Task to carry out
Only lines containing the word "years" are needed; pull them out of the material.

Data for the task
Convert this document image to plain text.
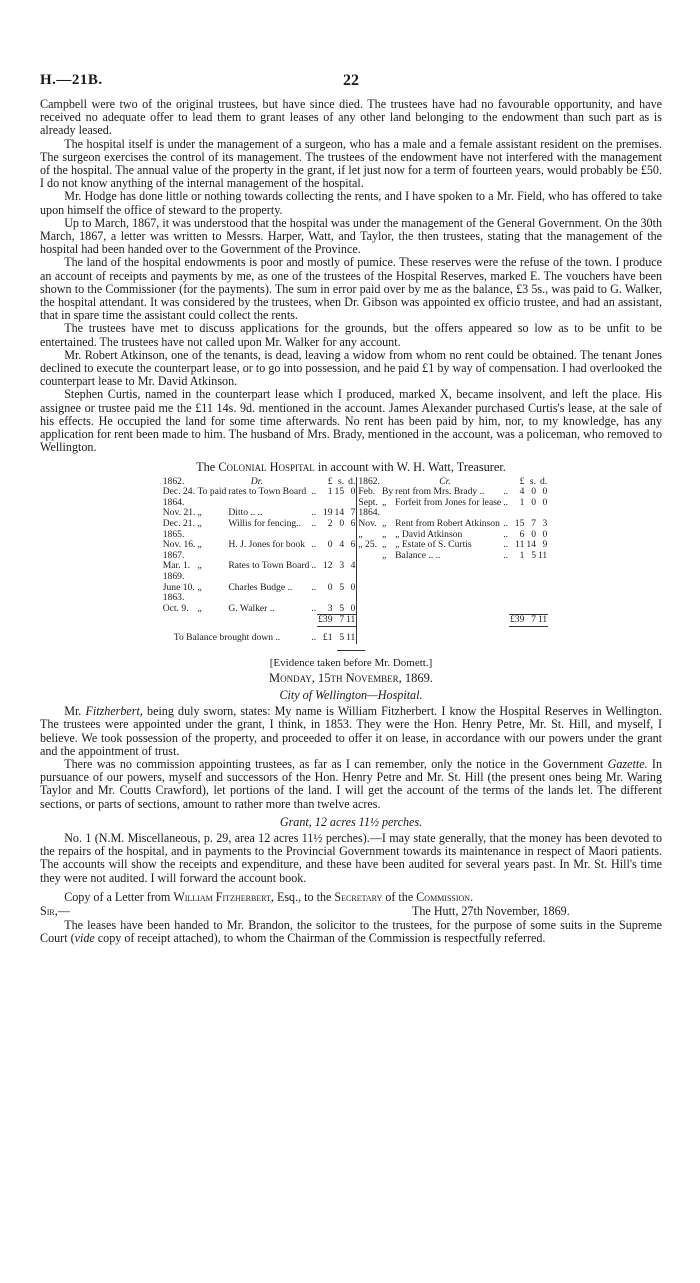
H.—21B.	22

Campbell were two of the original trustees, but have since died. The trustees have had no favourable opportunity, and have received no adequate offer to lead them to grant leases of any other land belonging to the endowment than such part as is already leased.

The hospital itself is under the management of a surgeon, who has a male and a female assistant resident on the premises. The surgeon exercises the control of its management. The trustees of the endowment have not interfered with the management of the hospital. The annual value of the property in the grant, if let just now for a term of fourteen years, would probably be £50. I do not know anything of the internal management of the hospital.

Mr. Hodge has done little or nothing towards collecting the rents, and I have spoken to a Mr. Field, who has offered to take upon himself the office of steward to the property.

Up to March, 1867, it was understood that the hospital was under the management of the General Government. On the 30th March, 1867, a letter was written to Messrs. Harper, Watt, and Taylor, the then trustees, stating that the management of the hospital had been handed over to the Government of the Province.

The land of the hospital endowments is poor and mostly of pumice. These reserves were the refuse of the town. I produce an account of receipts and payments by me, as one of the trustees of the Hospital Reserves, marked E. The vouchers have been shown to the Commissioner (for the payments). The sum in error paid over by me as the balance, £3 5s., was paid to G. Walker, the hospital attendant. It was considered by the trustees, when Dr. Gibson was appointed ex officio trustee, and had an assistant, that in spare time the assistant could collect the rents.

The trustees have met to discuss applications for the grounds, but the offers appeared so low as to be unfit to be entertained. The trustees have not called upon Mr. Walker for any account.

Mr. Robert Atkinson, one of the tenants, is dead, leaving a widow from whom no rent could be obtained. The tenant Jones declined to execute the counterpart lease, or to go into possession, and he paid £1 by way of compensation. I had overlooked the counterpart lease to Mr. David Atkinson.

Stephen Curtis, named in the counterpart lease which I produced, marked X, became insolvent, and left the place. His assignee or trustee paid me the £11 14s. 9d. mentioned in the account. James Alexander purchased Curtis's lease, at the sale of his effects. He occupied the land for some time afterwards. No rent has been paid by him, nor, to my knowledge, has any application for rent been made to him. The husband of Mrs. Brady, mentioned in the account, was a policeman, who removed to Wellington.

The Colonial Hospital in account with W. H. Watt, Treasurer.
1862.	Dr.			£	s.	d.	1862.	Cr.			£	s.	d.
Dec. 24.	To paid	rates to Town Board	..	1	15	0	Feb.	By	rent from Mrs. Brady ..	..	4	0	0
1864.							Sept.	„	Forfeit from Jones for lease	..	1	0	0
Nov. 21.	„	Ditto .. ..	..	19	14	7	1864.						
Dec. 21.	„	Willis for fencing..	..	2	0	6	Nov.	„	Rent from Robert Atkinson	..	15	7	3
1865.							„	„	„ David Atkinson	..	6	0	0
Nov. 16.	„	H. J. Jones for book	..	0	4	6	„ 25.	„	„ Estate of S. Curtis	..	11	14	9
1867.								„	Balance .. ..	..	1	5	11
Mar. 1.	„	Rates to Town Board	..	12	3	4							
1869.													
June 10.	„	Charles Budge ..	..	0	5	0							
1863.													
Oct. 9.	„	G. Walker ..	..	3	5	0							
				£39	7	11					£39	7	11

To Balance brought down ..			..	£1	5	11							

[Evidence taken before Mr. Domett.]

Monday, 15th November, 1869.

City of Wellington—Hospital.

Mr. Fitzherbert, being duly sworn, states: My name is William Fitzherbert. I know the Hospital Reserves in Wellington. The trustees were appointed under the grant, I think, in 1853. They were the Hon. Henry Petre, Mr. St. Hill, and myself, I believe. We took possession of the property, and proceeded to offer it on lease, in accordance with our powers under the grant and the appointment of trust.

There was no commission appointing trustees, as far as I can remember, only the notice in the Government Gazette. In pursuance of our powers, myself and successors of the Hon. Henry Petre and Mr. St. Hill (the present ones being Mr. Waring Taylor and Mr. Coutts Crawford), let portions of the land. I will get the account of the terms of the lands let. The different sections, or parts of sections, amount to rather more than twelve acres.

Grant, 12 acres 11½ perches.

No. 1 (N.M. Miscellaneous, p. 29, area 12 acres 11½ perches).—I may state generally, that the money has been devoted to the repairs of the hospital, and in payments to the Provincial Government towards its maintenance in respect of Maori patients. The accounts will show the receipts and expenditure, and these have been audited for several years past. In Mr. St. Hill's time they were not audited. I will forward the account book.

Copy of a Letter from William Fitzherbert, Esq., to the Secretary of the Commission.

Sir,—	The Hutt, 27th November, 1869.

The leases have been handed to Mr. Brandon, the solicitor to the trustees, for the purpose of some suits in the Supreme Court (vide copy of receipt attached), to whom the Chairman of the Commission is respectfully referred.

Answer to this problem
The hospital itself is under the management of a surgeon, who has a male and a female assistant resident on the premises. The surgeon exercises the control of its management. The trustees of the endowment have not interfered with the management of the hospital. The annual value of the property in the grant, if let just now for a term of fourteen years, would probably be £50. I do not know anything of the internal management of the hospital.
No. 1 (N.M. Miscellaneous, p. 29, area 12 acres 11½ perches).—I may state generally, that the money has been devoted to the repairs of the hospital, and in payments to the Provincial Government towards its maintenance in respect of Maori patients. The accounts will show the receipts and expenditure, and these have been audited for several years past. In Mr. St. Hill's time they were not audited. I will forward the account book.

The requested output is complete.